# Passage to read
○ ○ ○
Healthy Oceans, Lakes, Rivers, and Streams

The health of natural bodies of water and the entire planets ecosystem is threatened by excessive nutrients entering the oceans and other natural bodies of water. In this article, I discuss one of the sources of those nutrients, fertilizer runoff. In future posts, I will discuss other sources, human and animal wastes, and industrial sources.

Anyone who has lived in Washington has seen the changes to our beaches. Beaches had sand, upon which you could walk, sit, or play. You could wade into the water and see through it down to a depth of several feet. Now the beach is littered with seaweed and the waters are murky brown-green with algae.

An increase in available nutrients, primarily nitrogen and phosphorous has created the increase in algae and other plant materials in the Puget Sound and Pacific Ocean. The sources of these nutrients are fertilizer run-off, human and animal waste, and industrial pollutants.

We could ignore aesthetics, but algae blooms near the surface block light from getting down to any deeper waters, depriving the deeper waters of oxygen. Fish and other life die off leaving huge dead zones. Anaerobic bacteria that make their living by metabolizing sulfur compounds thrive in the absence of oxygen and create hydrogen sulfide as a waste product. Hydrogen sulfide is highly toxic and smells like a fart. Some former mass extinctions may have resulted from anaerobic bacteria creating so much hydrogen sulfide that it killed most land land species as well as ocean life.

You can see more is at stake than simple aesthetics, death by global fart if this isn’t addressed, a mass extinction including the human race. To prevent mass extinction by global fart we need to do two things, stop fertilizer runoff and improve sewage treatment sufficiently that substantial amounts of nitrogen, phosphorous, and other nutrients, are not discharged from treatment facilities.
○ ○ ○
# Problems and tasks
1) Set down a passage from the article about healthy waters word for word, starting with "The health of" and going on through "brown-green with algae.".
2) Answer these questions from the article about healthy waters:
(a) Which two nutrients are named as the primary ones behind the increase in algae?
(b) What waste product do the anaerobic bacteria create?
(c) How are the waters near the beach described now?
3) List every source of the nutrients that the article about healthy waters names in the sentence beginning "The sources of these nutrients are".
○ ○ ○
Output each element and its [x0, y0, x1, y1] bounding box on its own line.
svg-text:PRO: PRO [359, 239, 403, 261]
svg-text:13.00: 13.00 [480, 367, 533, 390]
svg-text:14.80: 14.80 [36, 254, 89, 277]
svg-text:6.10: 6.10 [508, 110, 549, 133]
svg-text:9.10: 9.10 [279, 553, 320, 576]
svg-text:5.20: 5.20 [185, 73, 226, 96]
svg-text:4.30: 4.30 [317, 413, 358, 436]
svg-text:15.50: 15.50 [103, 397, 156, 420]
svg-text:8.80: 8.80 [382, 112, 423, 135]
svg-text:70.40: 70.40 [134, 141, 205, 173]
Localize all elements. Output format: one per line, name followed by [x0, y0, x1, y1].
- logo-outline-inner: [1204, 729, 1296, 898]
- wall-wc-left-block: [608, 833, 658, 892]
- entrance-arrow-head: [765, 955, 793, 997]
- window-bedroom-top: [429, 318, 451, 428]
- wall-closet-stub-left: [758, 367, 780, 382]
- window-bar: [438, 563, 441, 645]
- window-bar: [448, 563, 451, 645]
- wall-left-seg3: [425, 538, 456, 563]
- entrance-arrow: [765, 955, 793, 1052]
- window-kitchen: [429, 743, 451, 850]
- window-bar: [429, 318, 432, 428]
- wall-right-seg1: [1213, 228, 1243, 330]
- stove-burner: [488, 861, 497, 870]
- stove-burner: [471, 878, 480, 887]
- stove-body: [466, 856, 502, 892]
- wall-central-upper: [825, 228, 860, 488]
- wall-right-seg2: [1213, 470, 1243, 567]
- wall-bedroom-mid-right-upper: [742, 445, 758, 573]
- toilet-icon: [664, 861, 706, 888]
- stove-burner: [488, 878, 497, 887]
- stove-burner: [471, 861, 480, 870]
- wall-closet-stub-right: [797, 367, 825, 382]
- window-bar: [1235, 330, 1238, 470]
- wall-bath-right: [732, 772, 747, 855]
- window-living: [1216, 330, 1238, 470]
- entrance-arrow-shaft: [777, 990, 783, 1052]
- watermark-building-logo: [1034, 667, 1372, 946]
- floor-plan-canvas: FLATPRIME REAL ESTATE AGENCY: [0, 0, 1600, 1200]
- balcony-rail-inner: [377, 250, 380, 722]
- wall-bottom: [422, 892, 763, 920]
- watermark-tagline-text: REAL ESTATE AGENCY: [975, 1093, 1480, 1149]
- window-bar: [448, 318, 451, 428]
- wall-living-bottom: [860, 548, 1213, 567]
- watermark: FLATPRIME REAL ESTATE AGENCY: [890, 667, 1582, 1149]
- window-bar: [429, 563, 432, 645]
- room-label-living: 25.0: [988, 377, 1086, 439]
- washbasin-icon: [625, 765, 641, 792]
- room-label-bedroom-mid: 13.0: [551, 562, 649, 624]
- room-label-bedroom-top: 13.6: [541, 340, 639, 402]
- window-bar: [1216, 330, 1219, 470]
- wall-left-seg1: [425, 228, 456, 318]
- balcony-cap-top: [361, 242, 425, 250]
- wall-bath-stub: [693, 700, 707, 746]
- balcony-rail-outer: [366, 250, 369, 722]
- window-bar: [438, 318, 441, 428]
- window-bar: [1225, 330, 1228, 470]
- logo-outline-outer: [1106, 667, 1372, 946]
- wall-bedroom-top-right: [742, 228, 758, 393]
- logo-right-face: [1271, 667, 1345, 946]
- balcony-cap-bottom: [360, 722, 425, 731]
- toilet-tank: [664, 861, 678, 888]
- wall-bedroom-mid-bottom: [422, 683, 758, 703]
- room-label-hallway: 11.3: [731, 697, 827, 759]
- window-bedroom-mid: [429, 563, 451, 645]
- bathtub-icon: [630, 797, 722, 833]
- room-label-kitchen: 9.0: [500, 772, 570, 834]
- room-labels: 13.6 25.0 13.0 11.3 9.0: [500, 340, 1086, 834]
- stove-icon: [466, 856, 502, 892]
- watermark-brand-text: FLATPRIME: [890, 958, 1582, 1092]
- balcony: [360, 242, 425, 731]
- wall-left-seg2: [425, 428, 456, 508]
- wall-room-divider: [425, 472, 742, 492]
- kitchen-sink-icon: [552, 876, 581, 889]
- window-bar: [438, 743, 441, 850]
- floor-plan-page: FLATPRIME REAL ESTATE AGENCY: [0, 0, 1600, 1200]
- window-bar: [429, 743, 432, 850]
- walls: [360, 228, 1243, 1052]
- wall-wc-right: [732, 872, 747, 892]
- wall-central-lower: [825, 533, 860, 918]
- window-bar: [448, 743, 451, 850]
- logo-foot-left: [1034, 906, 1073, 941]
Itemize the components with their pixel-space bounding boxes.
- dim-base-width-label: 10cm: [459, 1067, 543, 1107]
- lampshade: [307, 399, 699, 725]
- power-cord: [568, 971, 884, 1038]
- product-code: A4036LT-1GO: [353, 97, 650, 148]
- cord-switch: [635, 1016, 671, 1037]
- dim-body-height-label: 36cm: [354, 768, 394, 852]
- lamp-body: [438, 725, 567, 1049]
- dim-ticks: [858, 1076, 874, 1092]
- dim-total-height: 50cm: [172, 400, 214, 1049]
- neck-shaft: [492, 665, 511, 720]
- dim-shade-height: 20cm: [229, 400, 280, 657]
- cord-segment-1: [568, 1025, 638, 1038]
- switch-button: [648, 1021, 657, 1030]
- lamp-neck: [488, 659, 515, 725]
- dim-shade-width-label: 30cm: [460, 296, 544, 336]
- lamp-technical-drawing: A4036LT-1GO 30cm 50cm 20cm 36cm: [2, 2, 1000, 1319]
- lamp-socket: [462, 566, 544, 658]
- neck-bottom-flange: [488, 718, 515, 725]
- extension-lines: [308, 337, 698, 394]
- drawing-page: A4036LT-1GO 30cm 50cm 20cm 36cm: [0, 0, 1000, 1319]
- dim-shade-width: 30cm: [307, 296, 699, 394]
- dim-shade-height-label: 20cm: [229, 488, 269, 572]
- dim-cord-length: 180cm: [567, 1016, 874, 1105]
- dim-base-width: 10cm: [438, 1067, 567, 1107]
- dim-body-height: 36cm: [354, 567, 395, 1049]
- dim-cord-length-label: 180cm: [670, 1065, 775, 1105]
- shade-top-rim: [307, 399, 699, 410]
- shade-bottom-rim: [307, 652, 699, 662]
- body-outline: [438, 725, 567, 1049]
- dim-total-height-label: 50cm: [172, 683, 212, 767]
○ ○ ○
# Answers given
1)
The health of natural bodies of water and the entire planets ecosystem is threatened by excessive nutrients entering the oceans and other natural bodies of water. In this article, I discuss one of the sources of those nutrients, fertilizer runoff. In future posts, I will discuss other sources, human and animal wastes, and industrial sources.

Anyone who has lived in Washington has seen the changes to our beaches. Beaches had sand, upon which you could walk, sit, or play. You could wade into the water and see through it down to a depth of several feet. Now the beach is littered with seaweed and the waters are murky brown-green with algae.

2)
(a) Nitrogen and phosphorous.
(b) Hydrogen sulfide.
(c) Murky brown-green with algae.

3)
Fertilizer run-off
Human and animal waste
Industrial pollutants